● **EXERCISE**
Working from the entries that follow, transcribe exactly and only the lines from the one with "Type out the text in this image." through the last, pictures excluded.

● **ENTRIES SHOWN**
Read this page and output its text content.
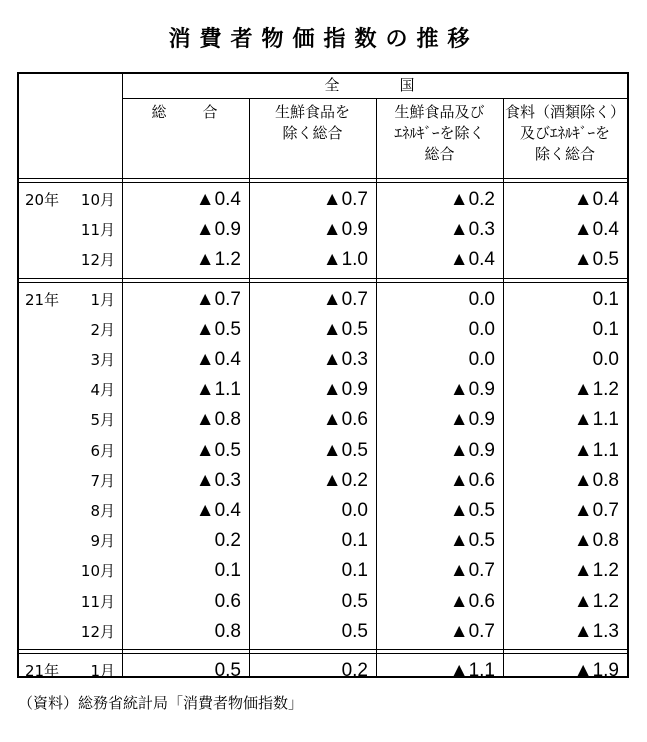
消費者物価指数の推移
全　　国
総　　合	生鮮食品を
除く総合
生鮮食品及び
ｴﾈﾙｷﾞｰを除く
総合
食料（酒類除く）
及びｴﾈﾙｷﾞｰを
除く総合
20年	10月	▲0.4	▲0.7	▲0.2	▲0.4
11月	▲0.9	▲0.9	▲0.3	▲0.4
12月	▲1.2	▲1.0	▲0.4	▲0.5
21年	1月	▲0.7	▲0.7	0.0	0.1
2月	▲0.5	▲0.5	0.0	0.1
3月	▲0.4	▲0.3	0.0	0.0
4月	▲1.1	▲0.9	▲0.9	▲1.2
5月	▲0.8	▲0.6	▲0.9	▲1.1
6月	▲0.5	▲0.5	▲0.9	▲1.1
7月	▲0.3	▲0.2	▲0.6	▲0.8
8月	▲0.4	0.0	▲0.5	▲0.7
9月	0.2	0.1	▲0.5	▲0.8
10月	0.1	0.1	▲0.7	▲1.2
11月	0.6	0.5	▲0.6	▲1.2
12月	0.8	0.5	▲0.7	▲1.3
21年	1月	0.5	0.2	▲1.1	▲1.9
（資料）総務省統計局「消費者物価指数」
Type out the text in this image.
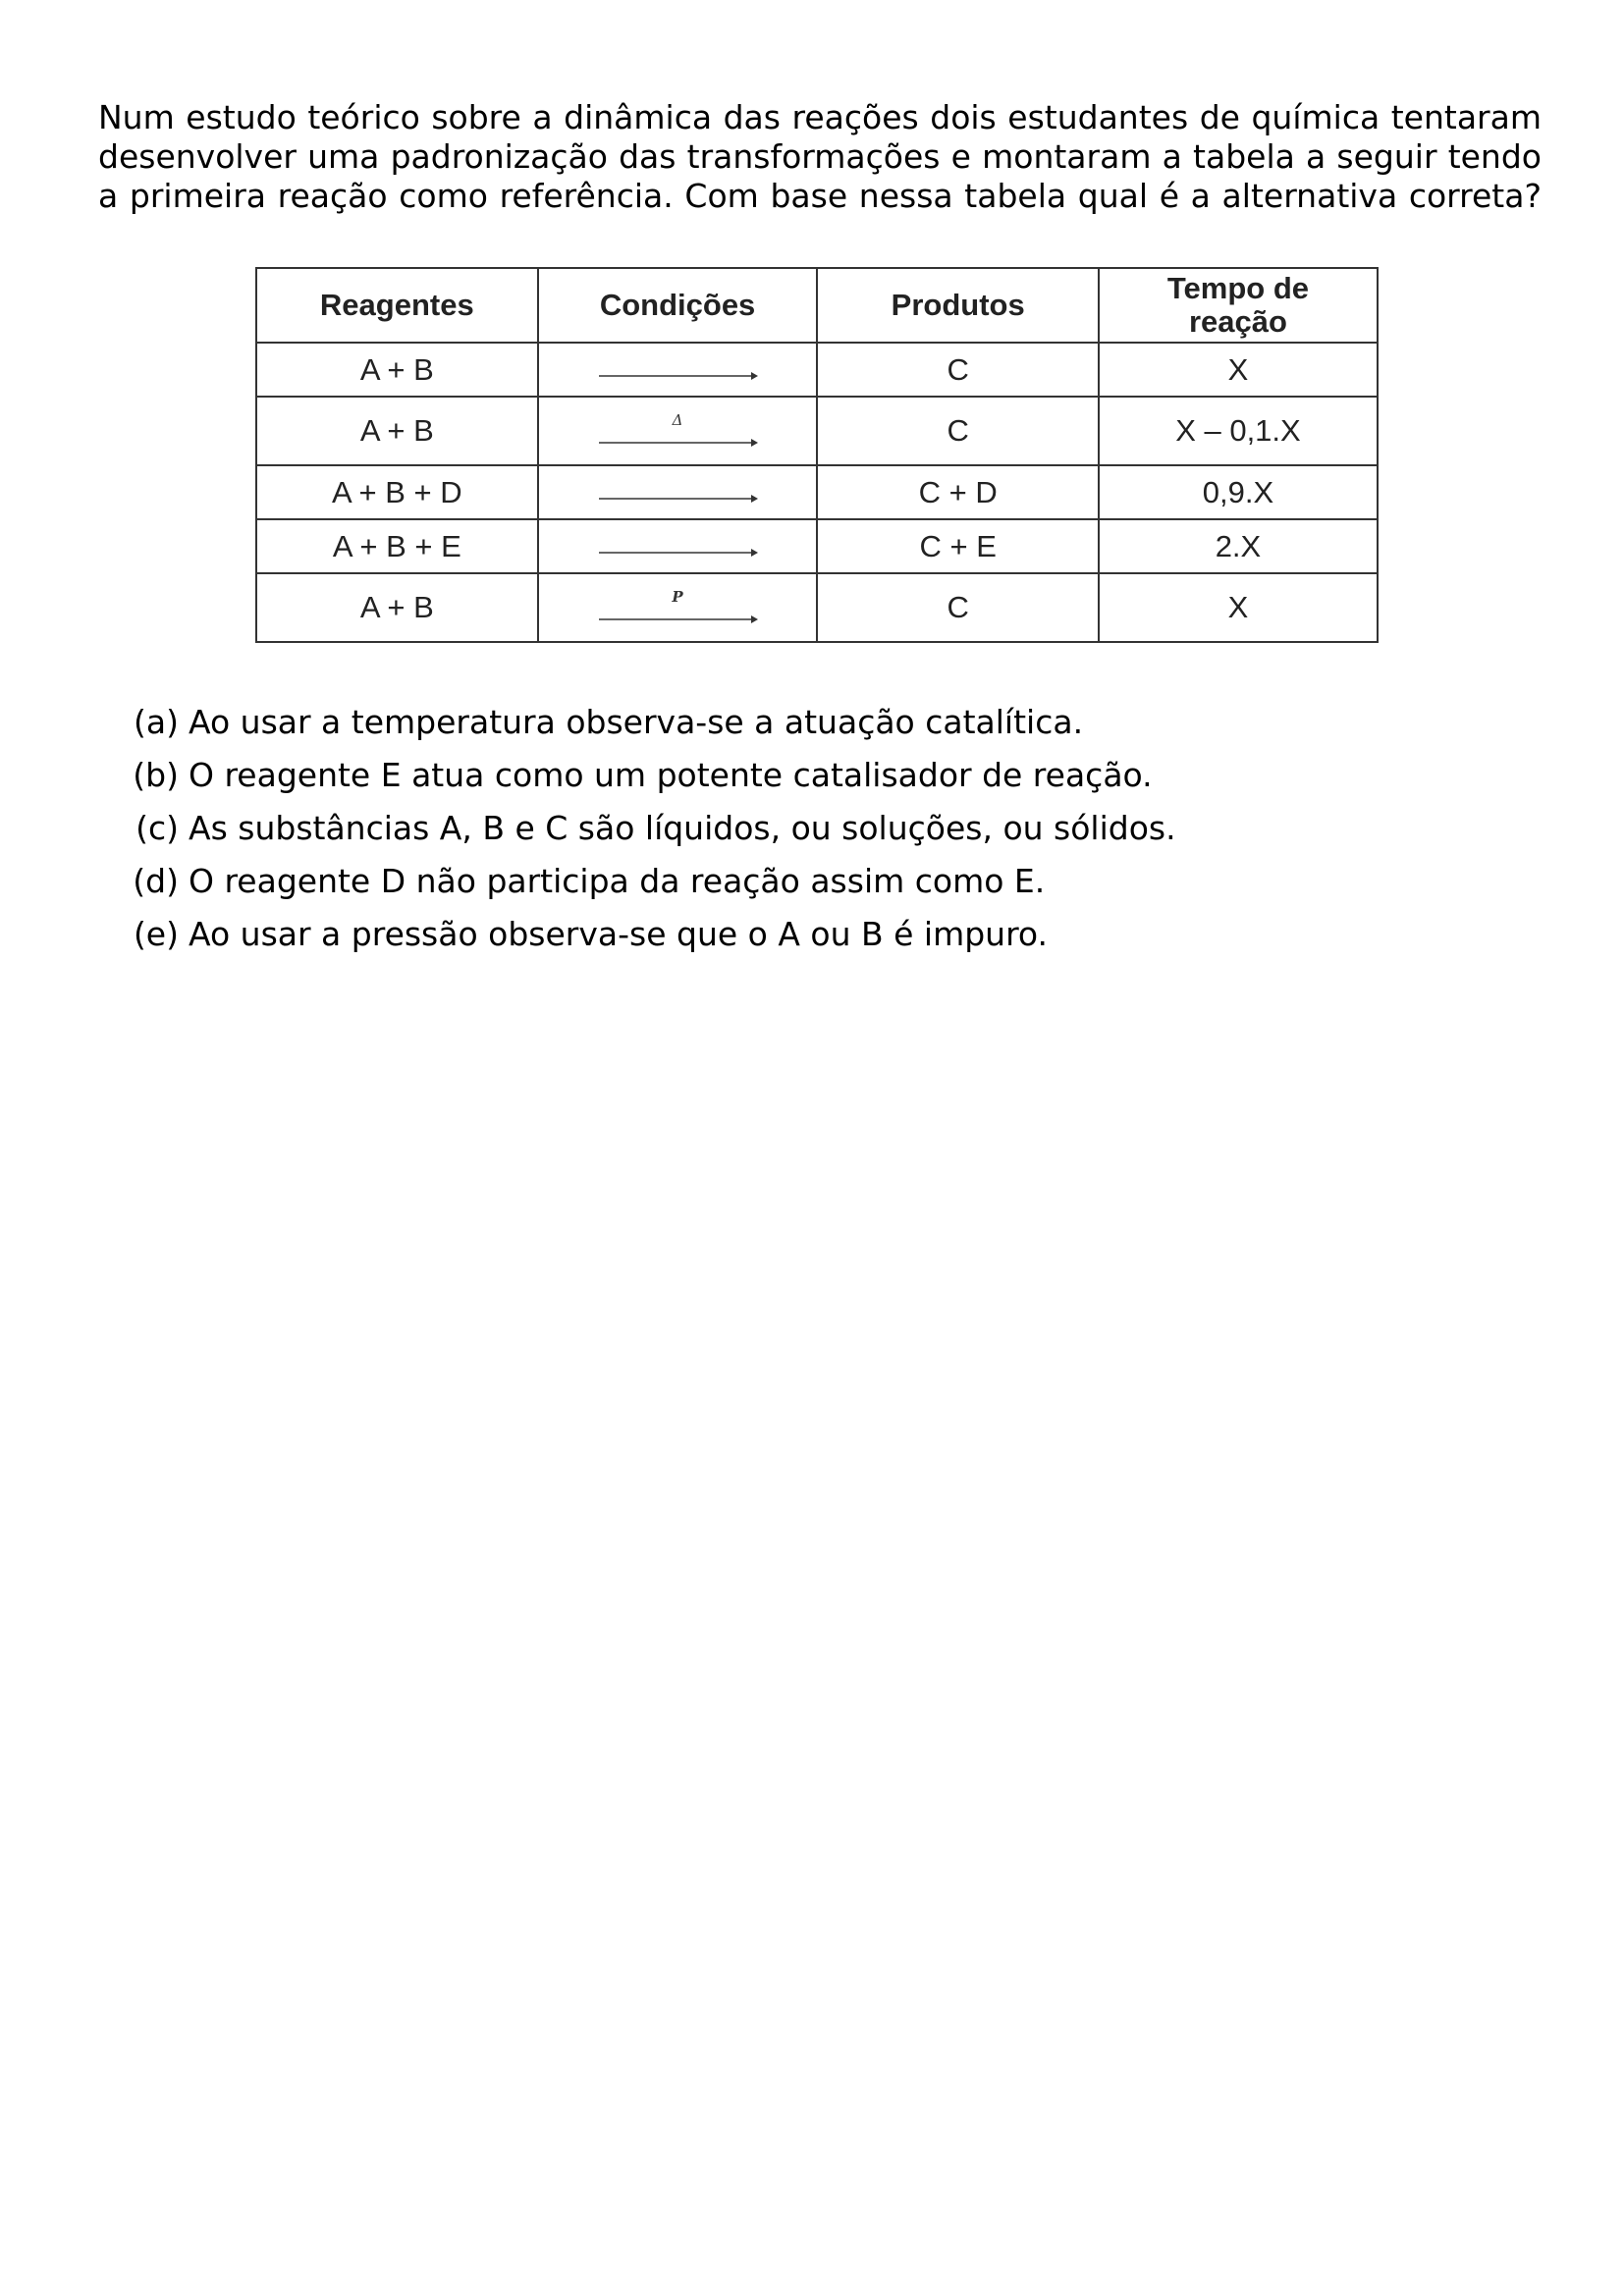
Num estudo teórico sobre a dinâmica das reações dois estudantes de química tentaram
desenvolver uma padronização das transformações e montaram a tabela a seguir tendo
a primeira reação como referência. Com base nessa tabela qual é a alternativa correta?
Reagentes	Condições	Produtos	Tempo de
reação
A + B		C	X
A + B	Δ	C	X – 0,1.X
A + B + D		C + D	0,9.X
A + B + E		C + E	2.X
A + B	P	C	X
(a) Ao usar a temperatura observa-se a atuação catalítica.
(b) O reagente E atua como um potente catalisador de reação.
(c) As substâncias A, B e C são líquidos, ou soluções, ou sólidos.
(d) O reagente D não participa da reação assim como E.
(e) Ao usar a pressão observa-se que o A ou B é impuro.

● **ANSWER TO THE PROBLEM**
Type out the text in this image.
Num estudo teórico sobre a dinâmica das reações dois estudantes de química tentaram
desenvolver uma padronização das transformações e montaram a tabela a seguir tendo
a primeira reação como referência. Com base nessa tabela qual é a alternativa correta?
Reagentes	Condições	Produtos	Tempo de
reação
A + B		C	X
A + B	Δ	C	X – 0,1.X
A + B + D		C + D	0,9.X
A + B + E		C + E	2.X
A + B	P	C	X
(a) Ao usar a temperatura observa-se a atuação catalítica.
(b) O reagente E atua como um potente catalisador de reação.
(c) As substâncias A, B e C são líquidos, ou soluções, ou sólidos.
(d) O reagente D não participa da reação assim como E.
(e) Ao usar a pressão observa-se que o A ou B é impuro.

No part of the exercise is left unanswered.